**GIVEN PROBLEM**.
Show every line in the records below that contains the word "value".

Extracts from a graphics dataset

----

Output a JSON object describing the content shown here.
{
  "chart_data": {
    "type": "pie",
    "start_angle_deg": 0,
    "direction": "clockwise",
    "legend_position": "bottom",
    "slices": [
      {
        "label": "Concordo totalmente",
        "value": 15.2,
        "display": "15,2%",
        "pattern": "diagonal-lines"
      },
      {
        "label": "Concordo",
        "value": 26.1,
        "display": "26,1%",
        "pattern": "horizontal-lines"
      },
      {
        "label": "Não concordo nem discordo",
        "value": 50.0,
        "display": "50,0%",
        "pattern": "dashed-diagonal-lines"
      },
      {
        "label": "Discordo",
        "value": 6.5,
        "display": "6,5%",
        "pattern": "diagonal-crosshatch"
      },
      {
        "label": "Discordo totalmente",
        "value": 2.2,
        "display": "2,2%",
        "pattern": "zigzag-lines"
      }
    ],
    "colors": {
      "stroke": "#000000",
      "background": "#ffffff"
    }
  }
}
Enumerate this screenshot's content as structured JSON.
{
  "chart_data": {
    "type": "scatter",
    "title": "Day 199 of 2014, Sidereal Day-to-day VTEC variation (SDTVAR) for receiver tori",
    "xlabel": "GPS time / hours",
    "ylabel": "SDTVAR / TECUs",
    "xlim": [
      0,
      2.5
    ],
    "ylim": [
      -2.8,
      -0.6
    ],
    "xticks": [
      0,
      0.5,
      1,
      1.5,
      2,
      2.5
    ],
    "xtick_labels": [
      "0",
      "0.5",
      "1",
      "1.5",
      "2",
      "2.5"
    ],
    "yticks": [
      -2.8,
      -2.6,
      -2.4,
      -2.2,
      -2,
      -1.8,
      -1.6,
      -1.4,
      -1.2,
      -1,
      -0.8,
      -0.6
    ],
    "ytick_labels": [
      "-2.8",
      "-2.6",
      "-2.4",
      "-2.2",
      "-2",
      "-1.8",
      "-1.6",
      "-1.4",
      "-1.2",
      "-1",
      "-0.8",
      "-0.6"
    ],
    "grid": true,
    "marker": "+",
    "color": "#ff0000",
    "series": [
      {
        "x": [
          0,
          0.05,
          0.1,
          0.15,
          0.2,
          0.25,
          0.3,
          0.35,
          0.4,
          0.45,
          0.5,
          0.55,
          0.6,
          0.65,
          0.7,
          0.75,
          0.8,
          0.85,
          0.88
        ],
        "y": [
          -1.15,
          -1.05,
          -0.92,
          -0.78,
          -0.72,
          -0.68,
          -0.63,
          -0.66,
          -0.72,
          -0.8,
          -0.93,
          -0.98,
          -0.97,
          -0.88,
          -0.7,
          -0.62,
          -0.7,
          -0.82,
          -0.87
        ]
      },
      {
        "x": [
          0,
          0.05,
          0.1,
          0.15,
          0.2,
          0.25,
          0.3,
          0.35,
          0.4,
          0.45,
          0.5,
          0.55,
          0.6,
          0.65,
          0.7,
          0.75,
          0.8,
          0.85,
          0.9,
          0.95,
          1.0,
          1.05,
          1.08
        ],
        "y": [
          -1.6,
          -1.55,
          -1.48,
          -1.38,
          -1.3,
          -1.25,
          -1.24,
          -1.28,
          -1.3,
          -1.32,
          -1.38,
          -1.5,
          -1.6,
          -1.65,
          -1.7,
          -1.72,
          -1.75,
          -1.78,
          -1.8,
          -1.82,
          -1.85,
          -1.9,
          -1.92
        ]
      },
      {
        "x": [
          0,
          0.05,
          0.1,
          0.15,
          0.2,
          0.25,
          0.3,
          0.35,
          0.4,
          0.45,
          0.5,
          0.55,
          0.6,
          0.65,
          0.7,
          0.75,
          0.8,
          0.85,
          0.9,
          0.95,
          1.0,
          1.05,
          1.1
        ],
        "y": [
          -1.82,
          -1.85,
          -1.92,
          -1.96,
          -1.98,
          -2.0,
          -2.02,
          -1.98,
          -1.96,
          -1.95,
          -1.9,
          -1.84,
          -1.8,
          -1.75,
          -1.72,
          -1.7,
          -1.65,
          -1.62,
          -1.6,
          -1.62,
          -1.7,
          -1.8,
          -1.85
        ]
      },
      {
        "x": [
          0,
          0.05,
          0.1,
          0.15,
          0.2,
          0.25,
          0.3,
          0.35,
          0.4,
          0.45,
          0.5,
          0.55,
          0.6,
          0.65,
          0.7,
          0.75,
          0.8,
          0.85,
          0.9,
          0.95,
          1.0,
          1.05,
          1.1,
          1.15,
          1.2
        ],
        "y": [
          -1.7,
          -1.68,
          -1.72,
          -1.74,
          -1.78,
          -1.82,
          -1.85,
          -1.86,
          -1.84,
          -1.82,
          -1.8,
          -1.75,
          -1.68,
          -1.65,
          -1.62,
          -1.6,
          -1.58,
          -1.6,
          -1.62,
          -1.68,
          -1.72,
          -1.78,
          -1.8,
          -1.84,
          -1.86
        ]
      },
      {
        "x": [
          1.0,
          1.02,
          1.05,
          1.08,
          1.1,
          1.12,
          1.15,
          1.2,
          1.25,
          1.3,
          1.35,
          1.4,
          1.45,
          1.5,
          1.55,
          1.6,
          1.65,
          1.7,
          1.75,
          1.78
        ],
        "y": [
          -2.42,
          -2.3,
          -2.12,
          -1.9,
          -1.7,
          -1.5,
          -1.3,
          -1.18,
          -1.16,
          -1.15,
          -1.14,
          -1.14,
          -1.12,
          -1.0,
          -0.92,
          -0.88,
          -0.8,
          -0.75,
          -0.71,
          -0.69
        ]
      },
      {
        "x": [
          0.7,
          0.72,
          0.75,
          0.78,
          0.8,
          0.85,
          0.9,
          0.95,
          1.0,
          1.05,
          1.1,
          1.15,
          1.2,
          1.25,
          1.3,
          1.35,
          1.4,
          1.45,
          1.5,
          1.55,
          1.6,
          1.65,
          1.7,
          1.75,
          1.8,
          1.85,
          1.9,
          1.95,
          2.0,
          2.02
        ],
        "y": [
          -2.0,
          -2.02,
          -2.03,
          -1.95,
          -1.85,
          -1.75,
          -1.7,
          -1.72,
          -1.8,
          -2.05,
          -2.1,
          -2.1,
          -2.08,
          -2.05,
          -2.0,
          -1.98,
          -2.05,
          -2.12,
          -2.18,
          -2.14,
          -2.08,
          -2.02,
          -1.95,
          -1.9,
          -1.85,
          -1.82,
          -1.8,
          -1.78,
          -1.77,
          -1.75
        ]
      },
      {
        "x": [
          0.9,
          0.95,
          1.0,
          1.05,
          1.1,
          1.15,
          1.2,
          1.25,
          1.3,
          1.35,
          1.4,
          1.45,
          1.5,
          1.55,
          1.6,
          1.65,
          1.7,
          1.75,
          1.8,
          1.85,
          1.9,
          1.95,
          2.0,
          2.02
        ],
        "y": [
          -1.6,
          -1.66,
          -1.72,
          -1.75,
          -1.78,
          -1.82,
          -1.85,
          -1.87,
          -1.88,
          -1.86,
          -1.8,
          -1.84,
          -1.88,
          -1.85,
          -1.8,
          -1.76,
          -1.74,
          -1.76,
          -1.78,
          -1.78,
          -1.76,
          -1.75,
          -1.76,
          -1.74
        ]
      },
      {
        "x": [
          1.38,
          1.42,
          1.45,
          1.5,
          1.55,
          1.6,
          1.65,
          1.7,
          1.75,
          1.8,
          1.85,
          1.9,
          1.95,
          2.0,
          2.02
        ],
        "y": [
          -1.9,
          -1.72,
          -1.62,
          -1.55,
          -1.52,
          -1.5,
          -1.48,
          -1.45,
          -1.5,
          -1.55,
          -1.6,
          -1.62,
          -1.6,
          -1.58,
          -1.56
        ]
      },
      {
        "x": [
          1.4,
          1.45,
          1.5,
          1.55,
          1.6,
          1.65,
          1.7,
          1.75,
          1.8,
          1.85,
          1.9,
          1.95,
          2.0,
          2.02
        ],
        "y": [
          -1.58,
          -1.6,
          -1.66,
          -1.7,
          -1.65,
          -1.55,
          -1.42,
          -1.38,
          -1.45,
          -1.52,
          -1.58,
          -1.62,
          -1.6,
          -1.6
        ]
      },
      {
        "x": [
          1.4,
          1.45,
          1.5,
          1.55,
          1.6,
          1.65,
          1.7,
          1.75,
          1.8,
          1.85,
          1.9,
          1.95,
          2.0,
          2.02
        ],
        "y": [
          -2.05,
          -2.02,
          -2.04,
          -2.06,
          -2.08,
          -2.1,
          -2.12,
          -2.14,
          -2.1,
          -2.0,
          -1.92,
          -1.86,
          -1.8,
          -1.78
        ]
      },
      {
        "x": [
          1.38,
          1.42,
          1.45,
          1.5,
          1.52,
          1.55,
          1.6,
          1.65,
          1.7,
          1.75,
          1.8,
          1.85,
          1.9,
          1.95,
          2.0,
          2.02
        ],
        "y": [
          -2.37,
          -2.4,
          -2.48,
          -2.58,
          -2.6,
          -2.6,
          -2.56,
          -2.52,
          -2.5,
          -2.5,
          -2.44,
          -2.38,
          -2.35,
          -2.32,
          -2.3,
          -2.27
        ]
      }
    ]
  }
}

----

**PROBLEM SOLUTION**.
        "value": 15.2,
        "value": 26.1,
        "value": 50.0,
        "value": 6.5,
        "value": 2.2,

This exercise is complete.